• [TASK]
In the lines from the one containing "localize all elements." up to and including the one containing "cell-a-s: 48 [354,765,450,807]", change "size-table" to "size-chart" and leave everything else as it is. Give back only those lines.
____
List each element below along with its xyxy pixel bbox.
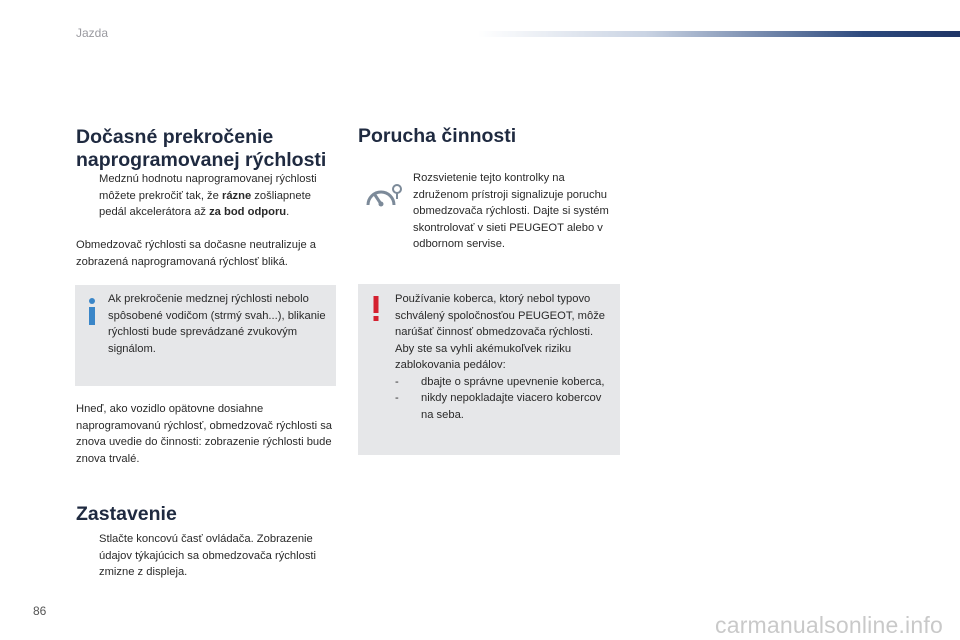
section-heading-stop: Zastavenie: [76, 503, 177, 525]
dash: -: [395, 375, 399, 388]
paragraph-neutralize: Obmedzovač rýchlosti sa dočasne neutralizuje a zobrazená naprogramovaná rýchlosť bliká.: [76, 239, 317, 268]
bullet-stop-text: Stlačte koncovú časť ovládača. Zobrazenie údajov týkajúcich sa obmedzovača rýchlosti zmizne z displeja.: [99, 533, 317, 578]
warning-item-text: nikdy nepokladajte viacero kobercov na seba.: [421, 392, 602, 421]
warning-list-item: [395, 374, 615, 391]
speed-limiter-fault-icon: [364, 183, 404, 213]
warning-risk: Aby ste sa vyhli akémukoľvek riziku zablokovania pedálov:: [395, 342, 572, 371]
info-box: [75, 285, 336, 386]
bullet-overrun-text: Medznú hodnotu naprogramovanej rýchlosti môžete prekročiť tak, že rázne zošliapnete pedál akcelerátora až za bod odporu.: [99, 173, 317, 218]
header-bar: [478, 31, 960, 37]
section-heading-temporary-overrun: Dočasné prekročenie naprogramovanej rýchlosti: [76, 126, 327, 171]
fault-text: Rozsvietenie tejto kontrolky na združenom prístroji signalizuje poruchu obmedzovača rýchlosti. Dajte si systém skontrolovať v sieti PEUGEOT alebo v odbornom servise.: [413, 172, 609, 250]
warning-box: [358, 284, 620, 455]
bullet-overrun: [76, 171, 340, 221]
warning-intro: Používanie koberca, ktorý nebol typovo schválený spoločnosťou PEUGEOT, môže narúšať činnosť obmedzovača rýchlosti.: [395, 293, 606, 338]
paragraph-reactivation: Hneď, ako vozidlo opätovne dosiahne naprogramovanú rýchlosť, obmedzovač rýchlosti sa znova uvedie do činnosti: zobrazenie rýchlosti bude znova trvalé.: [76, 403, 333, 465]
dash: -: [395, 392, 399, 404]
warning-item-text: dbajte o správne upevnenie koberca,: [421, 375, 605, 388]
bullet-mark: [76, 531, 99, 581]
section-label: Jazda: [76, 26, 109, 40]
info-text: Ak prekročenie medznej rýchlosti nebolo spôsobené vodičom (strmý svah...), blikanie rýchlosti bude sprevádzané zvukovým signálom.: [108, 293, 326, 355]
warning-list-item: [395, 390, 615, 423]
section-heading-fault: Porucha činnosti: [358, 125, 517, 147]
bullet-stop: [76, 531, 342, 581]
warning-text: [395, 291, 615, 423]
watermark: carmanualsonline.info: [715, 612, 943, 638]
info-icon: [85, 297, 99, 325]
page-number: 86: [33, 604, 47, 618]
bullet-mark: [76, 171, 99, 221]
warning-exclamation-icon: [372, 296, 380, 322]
____
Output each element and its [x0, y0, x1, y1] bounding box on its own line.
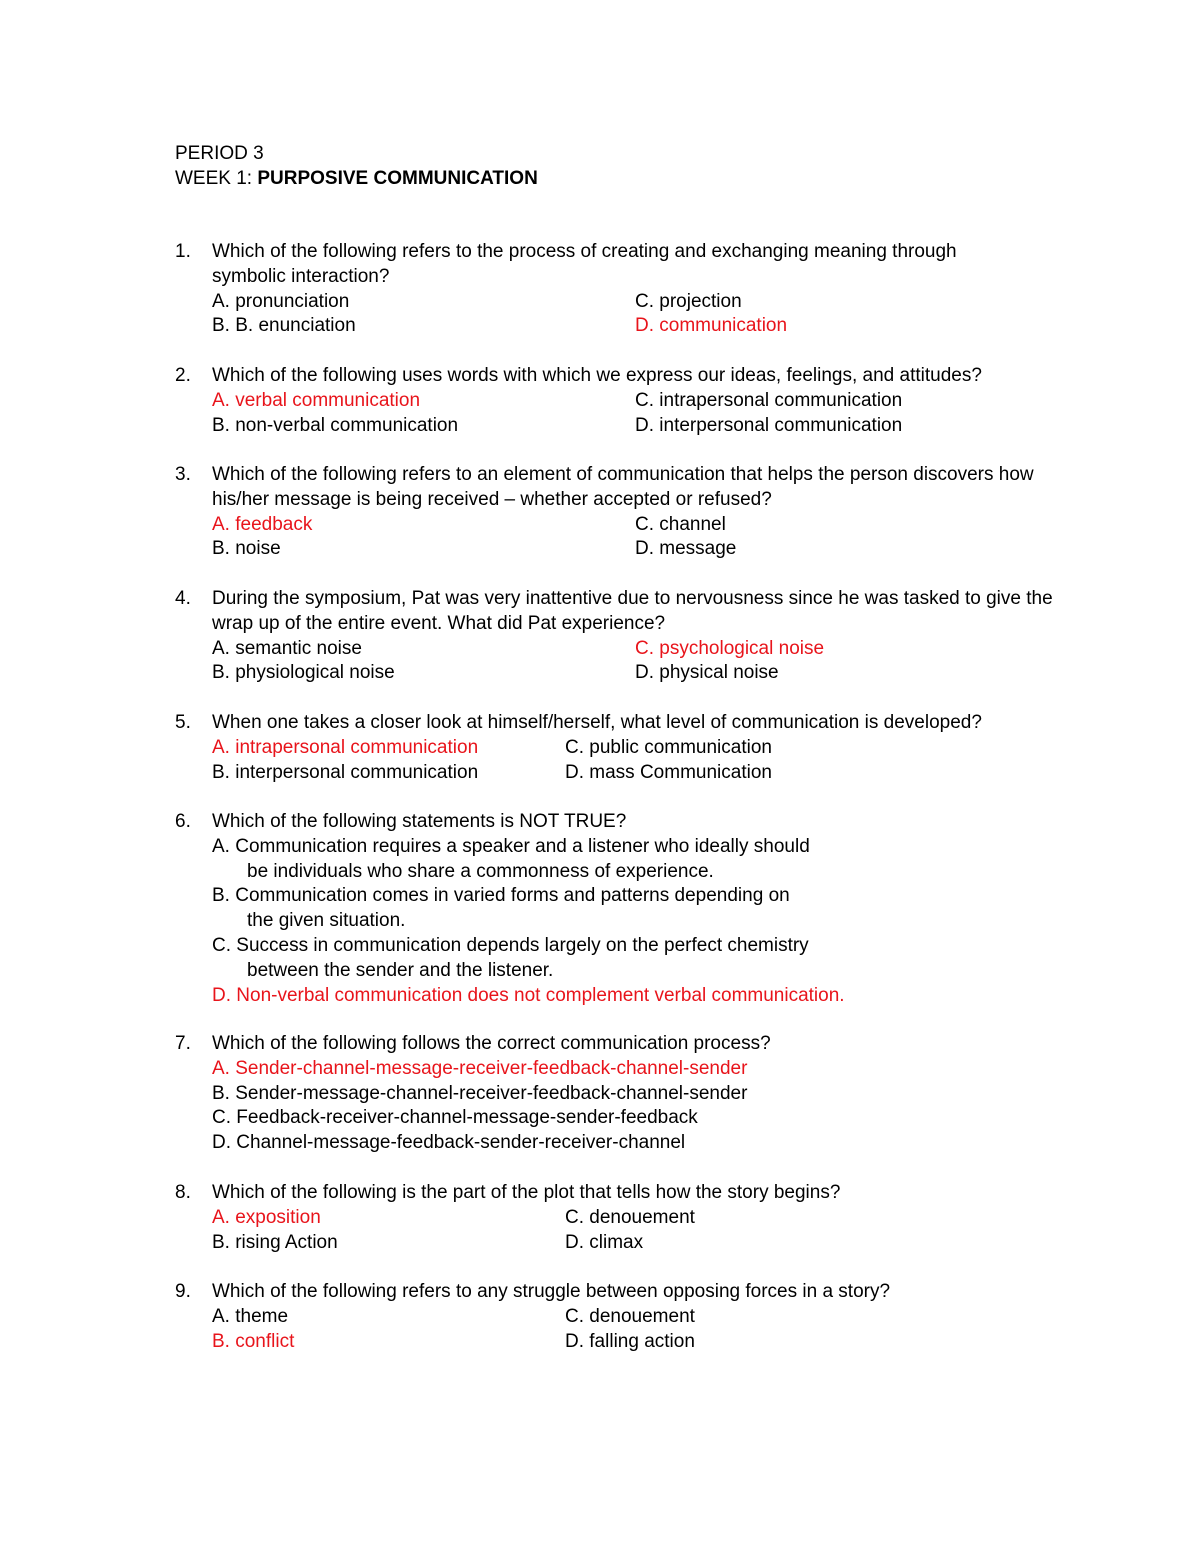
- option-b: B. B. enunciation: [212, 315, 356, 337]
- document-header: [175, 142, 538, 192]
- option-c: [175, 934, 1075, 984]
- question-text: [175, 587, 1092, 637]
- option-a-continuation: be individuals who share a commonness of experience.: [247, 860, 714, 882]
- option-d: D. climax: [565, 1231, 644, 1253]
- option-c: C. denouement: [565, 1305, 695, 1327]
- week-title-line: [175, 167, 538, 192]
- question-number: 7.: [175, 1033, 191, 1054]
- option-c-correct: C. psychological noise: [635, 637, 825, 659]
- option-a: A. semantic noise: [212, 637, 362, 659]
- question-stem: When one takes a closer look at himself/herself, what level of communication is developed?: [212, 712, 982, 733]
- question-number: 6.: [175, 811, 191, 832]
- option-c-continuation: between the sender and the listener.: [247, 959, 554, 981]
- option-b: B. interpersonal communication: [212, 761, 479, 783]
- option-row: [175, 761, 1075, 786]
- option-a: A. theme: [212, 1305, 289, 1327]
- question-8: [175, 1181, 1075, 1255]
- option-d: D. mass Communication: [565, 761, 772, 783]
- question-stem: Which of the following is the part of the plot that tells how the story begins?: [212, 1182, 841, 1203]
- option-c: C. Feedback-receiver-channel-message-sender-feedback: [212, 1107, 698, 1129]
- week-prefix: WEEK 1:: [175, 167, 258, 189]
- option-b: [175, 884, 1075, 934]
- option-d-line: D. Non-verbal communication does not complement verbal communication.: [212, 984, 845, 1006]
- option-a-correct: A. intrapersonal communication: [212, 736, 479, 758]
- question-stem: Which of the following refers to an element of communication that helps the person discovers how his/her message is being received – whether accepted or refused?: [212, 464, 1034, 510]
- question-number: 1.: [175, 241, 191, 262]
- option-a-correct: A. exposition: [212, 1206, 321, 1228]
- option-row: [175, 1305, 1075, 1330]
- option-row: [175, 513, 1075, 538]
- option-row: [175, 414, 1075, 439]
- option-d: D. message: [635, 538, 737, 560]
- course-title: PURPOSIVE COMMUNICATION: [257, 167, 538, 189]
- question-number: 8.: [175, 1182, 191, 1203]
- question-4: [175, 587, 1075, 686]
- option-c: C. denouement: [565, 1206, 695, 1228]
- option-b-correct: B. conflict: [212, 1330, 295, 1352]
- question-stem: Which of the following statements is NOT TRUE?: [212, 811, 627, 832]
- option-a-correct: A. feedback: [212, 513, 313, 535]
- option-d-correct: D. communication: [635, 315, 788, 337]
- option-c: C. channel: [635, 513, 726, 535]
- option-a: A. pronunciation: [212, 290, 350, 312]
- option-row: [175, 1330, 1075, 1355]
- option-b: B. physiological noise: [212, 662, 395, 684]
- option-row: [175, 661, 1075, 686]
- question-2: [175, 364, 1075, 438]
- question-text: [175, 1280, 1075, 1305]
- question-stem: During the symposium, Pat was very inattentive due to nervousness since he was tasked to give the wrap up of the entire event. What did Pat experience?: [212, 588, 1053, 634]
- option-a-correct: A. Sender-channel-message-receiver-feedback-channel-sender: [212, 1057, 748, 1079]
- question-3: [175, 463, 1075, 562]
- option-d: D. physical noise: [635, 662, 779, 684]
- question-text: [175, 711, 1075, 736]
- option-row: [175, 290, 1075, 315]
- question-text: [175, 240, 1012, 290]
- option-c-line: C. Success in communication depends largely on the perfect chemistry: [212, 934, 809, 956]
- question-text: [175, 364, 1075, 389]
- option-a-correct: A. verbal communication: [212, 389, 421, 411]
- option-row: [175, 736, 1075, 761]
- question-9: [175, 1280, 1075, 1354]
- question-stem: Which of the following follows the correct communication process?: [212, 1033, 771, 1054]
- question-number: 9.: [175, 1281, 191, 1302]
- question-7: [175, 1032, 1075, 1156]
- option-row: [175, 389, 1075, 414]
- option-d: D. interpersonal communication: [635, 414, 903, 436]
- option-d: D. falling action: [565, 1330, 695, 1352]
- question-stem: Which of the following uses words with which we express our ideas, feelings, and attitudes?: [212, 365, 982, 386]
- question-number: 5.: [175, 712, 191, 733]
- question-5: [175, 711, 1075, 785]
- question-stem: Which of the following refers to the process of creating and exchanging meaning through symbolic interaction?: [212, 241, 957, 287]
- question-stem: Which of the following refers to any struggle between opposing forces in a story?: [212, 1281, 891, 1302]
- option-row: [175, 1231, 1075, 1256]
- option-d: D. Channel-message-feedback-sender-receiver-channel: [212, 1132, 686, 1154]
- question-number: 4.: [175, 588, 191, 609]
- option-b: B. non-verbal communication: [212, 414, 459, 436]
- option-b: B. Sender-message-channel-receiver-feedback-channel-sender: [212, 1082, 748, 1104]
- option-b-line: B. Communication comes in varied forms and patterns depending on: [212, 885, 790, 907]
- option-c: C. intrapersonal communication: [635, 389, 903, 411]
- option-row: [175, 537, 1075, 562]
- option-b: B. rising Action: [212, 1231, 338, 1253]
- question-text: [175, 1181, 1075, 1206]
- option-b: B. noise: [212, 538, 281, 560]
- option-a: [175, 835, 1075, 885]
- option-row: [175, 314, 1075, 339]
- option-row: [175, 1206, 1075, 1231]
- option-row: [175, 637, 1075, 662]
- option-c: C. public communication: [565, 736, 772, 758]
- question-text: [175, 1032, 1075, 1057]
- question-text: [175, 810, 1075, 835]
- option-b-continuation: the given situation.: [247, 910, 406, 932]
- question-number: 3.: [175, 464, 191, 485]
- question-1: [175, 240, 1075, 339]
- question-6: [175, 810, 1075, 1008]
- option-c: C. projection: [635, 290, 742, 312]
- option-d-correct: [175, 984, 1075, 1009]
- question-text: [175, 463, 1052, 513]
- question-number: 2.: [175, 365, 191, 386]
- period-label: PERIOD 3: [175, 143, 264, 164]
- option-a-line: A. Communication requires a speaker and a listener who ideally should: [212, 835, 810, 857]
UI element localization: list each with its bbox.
____
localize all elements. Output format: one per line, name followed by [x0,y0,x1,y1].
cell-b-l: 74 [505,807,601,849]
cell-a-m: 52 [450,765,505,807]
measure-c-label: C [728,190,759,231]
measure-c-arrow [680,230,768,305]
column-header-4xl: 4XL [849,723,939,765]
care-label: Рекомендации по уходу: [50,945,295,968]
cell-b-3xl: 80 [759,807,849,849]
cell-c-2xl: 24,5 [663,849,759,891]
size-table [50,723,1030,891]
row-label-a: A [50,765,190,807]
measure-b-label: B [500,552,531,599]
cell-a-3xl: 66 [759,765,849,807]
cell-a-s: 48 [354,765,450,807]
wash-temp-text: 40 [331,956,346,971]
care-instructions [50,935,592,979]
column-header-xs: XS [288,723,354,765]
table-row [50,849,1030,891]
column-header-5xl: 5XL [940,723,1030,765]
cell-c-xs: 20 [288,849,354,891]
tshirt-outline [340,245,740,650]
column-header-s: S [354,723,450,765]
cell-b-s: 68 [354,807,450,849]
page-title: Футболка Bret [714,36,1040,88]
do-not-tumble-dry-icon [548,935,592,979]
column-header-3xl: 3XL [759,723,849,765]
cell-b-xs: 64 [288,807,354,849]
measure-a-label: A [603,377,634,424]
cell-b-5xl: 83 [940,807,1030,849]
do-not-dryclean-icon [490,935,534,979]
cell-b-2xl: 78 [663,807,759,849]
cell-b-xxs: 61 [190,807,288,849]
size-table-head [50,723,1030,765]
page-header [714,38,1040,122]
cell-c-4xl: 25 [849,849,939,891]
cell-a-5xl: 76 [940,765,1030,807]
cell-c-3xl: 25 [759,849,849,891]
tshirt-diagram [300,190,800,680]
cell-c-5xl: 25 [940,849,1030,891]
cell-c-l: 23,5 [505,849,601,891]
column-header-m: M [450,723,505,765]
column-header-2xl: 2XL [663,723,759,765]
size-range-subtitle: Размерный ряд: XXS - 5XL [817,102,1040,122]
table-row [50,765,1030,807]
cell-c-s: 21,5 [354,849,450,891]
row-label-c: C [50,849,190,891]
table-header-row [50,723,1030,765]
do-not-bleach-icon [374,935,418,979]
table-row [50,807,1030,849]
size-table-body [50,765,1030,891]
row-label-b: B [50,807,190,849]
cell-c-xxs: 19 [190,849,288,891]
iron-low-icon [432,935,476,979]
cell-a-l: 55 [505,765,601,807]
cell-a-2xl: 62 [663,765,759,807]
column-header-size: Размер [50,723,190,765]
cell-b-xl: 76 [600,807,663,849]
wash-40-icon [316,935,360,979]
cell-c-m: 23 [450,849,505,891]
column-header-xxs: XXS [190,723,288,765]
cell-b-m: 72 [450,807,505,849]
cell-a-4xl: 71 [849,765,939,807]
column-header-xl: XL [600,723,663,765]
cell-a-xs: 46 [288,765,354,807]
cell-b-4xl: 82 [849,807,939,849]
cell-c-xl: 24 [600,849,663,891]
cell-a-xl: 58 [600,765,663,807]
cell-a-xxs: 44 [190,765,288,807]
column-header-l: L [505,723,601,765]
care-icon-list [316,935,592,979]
____
• [SOLUTION FOR THIS EXERCISE]
localize all elements. Output format: one per line, name followed by [x0,y0,x1,y1].
cell-b-l: 74 [505,807,601,849]
cell-a-m: 52 [450,765,505,807]
measure-c-label: C [728,190,759,231]
measure-c-arrow [680,230,768,305]
column-header-4xl: 4XL [849,723,939,765]
care-label: Рекомендации по уходу: [50,945,295,968]
cell-b-3xl: 80 [759,807,849,849]
cell-c-2xl: 24,5 [663,849,759,891]
size-chart [50,723,1030,891]
row-label-a: A [50,765,190,807]
measure-b-label: B [500,552,531,599]
cell-a-3xl: 66 [759,765,849,807]
cell-a-s: 48 [354,765,450,807]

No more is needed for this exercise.